Text section —
Begin

On the 19th of July a judgment against the company for $229 was recovered by one Jones, which was subsequently satisfied on execution. But Buchanan Co. testified that they had no knowledge or information of these facts.

On the 21st of July, 1869, the company made a general assignment of all their property and effects to one Benjamin Hoyt in trust to pay their creditors. This assignment was made under advice of reputable counsel, who advised the company that they might lawfully make it, and that it would be valid. "The company supposed," according to the testimony of their superintendent, "that the title to all their property would pass to Hoyt, and they intended to have it so pass by the assignment. They intended it should so pass before Buchanan Co. could get their judgments and issue executions. They knew when the assignment was executed that this firm would shortly be entitled to enter judgments, and it was the intention on the part of the company in making the assignment to Hoyt to prevent them from gaining a preference by means of their judgments. They expected and intended that no property would be left on which they could get any lien. They did not expect or intend that Buchanan Co. should get a preference over their other creditors; but intended by the assignment to secure an equal distribution of their property to their creditors, and to prevent any creditor from getting a preference. The officers of the company consulted together in reference to the assignment. There was not any difference of view."

End

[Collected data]
Begin

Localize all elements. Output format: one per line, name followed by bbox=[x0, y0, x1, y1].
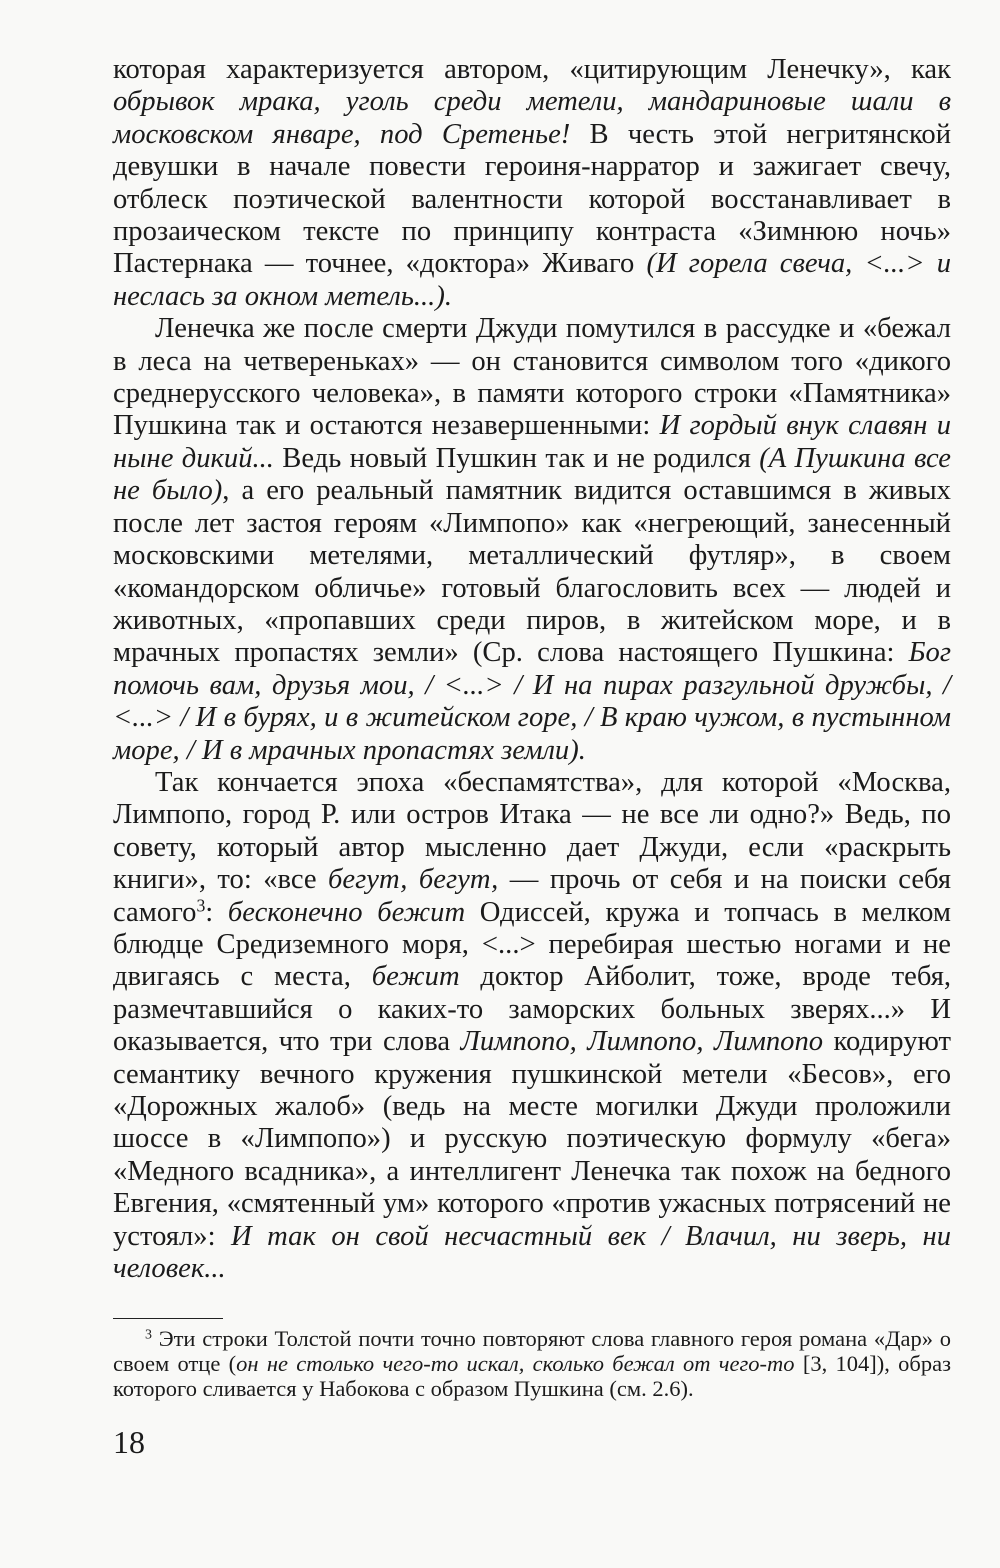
footnote-marker: 3 bbox=[196, 894, 206, 915]
paragraph-text-run: Одиссей, кружа и топчась в мелком блюдце Средиземного моря, <...> перебирая шестью ногами и не двигаясь с места, bbox=[113, 896, 951, 993]
footnote-marker: 3 bbox=[145, 1327, 152, 1343]
paragraph-italic-run: И гордый внук славян и ныне дикий... bbox=[113, 410, 951, 474]
paragraph-text-run: Ведь новый Пушкин так и не родился bbox=[273, 442, 760, 474]
paragraph-italic-run: бесконечно бежит bbox=[227, 896, 466, 928]
paragraph-text-run: Так кончается эпоха «беспамятства», для которой «Москва, Лимпопо, город Р. или остров Итака — не все ли одно?» Ведь, по совету, который автор мысленно дает Джуди, если «раскрыть книги», то: «все bbox=[113, 766, 951, 896]
paragraph-text-run: , а его реальный памятник видится оставшимся в живых после лет застоя героям «Лимпопо» как «негреющий, занесенный московскими метелями, металлический футляр», в своем «командорском обличье» готовый благословить всех — людей и животных, «пропавших среди пиров, в житейском море, и в мрачных пропастях земли» (Ср. слова настоящего Пушкина: bbox=[113, 475, 951, 669]
paragraph-italic-run: И так он свой несчастный век / Влачил, ни зверь, ни человек... bbox=[113, 1220, 952, 1285]
paragraph-italic-run: Бог помочь вам, друзья мои, / <...> / И на пирах разгульной дружбы, / <...> / И в бурях, и в житейском горе, / В краю чужом, в пустынном море, / И в мрачных пропастях земли). bbox=[113, 637, 951, 766]
page-number: 18 bbox=[113, 1424, 145, 1460]
paragraph-text-run: — прочь от себя и на поиски себя самого bbox=[113, 864, 952, 928]
paragraph-italic-run: Лимпопо, Лимпопо, Лимпопо bbox=[460, 1026, 824, 1058]
paragraph-text-run: В честь этой негритянской девушки в начале повести героиня-нарратор и зажигает свечу, отблеск поэтической валентности которой восстанавливает в прозаическом тексте по принципу контраста «Зимнюю ночь» Пастернака — точнее, «доктора» Живаго bbox=[113, 118, 951, 280]
body-text bbox=[113, 54, 951, 1285]
footnote-divider bbox=[113, 1318, 223, 1319]
paragraph-2 bbox=[113, 313, 951, 767]
footnote-3 bbox=[113, 1326, 951, 1401]
footnote-italic-run: он не столько чего-то искал, сколько бежал от чего-то bbox=[236, 1351, 795, 1376]
paragraph-italic-run: обрывок мрака, уголь среди метели, мандариновые шали в московском январе, под Сретенье! bbox=[113, 86, 951, 150]
footnote-text-run: [3, 104]), образ которого сливается у Набокова с образом Пушкина (см. 2.6). bbox=[113, 1351, 951, 1401]
paragraph-text-run: доктор Айболит, тоже, вроде тебя, размечтавшийся о каких-то заморских больных зверях...» И оказывается, что три слова bbox=[113, 961, 951, 1058]
paragraph-text-run: которая характеризуется автором, «цитирующим Ленечку», как bbox=[113, 54, 951, 85]
footnote-text-run: Эти строки Толстой почти точно повторяют слова главного героя романа «Дар» о своем отце ( bbox=[113, 1326, 951, 1376]
paragraph-text-run: Ленечка же после смерти Джуди помутился в рассудке и «бежал в леса на четвереньках» — он становится символом того «дикого среднерусского человека», в памяти которого строки «Памятника» Пушкина так и остаются незавершенными: bbox=[113, 313, 951, 442]
paragraph-3 bbox=[113, 767, 951, 1286]
paragraph-italic-run: бегут, бегут, bbox=[328, 864, 499, 896]
paragraph-italic-run: бежит bbox=[371, 961, 460, 993]
paragraph-text-run: кодируют семантику вечного кружения пушкинской метели «Бесов», его «Дорожных жалоб» (ведь на месте могилки Джуди проложили шоссе в «Лимпопо») и русскую поэтическую формулу «бега» «Медного всадника», а интеллигент Ленечка так похож на бедного Евгения, «смятенный ум» которого «против ужасных потрясений не устоял»: bbox=[113, 1026, 951, 1252]
paragraph-italic-run: (И горела свеча, <...> и неслась за окном метель...). bbox=[113, 248, 951, 312]
paragraph-1 bbox=[113, 54, 951, 313]
paragraph-italic-run: (А Пушкина все не было) bbox=[113, 442, 951, 507]
paragraph-text-run: : bbox=[205, 896, 228, 928]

End

Requirements —
A: In the court case excerpt, to whom did the company make a general assignment of all its property and effects on July 21, 1869?
B: Can you rewrite the paragraph of the court case excerpt beginning "On the 21st of July, 1869" more briefly, keeping its main facts?
C: Print the part of the court case excerpt that begins at the words "On the 19th" and stops after "of these facts.".

Replies —
A: Benjamin Hoyt, in trust to pay the company's creditors.

B: On July 21, 1869, the company assigned all its property and effects to Benjamin Hoyt in trust to pay its creditors. Reputable counsel had advised that the assignment was lawful and valid. According to the superintendent, the company meant title to pass to Hoyt before Buchanan Co. could obtain judgments and issue executions. Knowing the firm would soon be entitled to judgments, the company sought to keep it from gaining a preference and to leave no property for a lien. Its aim was an equal distribution among all creditors, with no preference for any of them. The officers consulted together and held no differing views.

C:
On the 19th of July a judgment against the company for $229 was recovered by one Jones, which was subsequently satisfied on execution. But Buchanan Co. testified that they had no knowledge or information of these facts.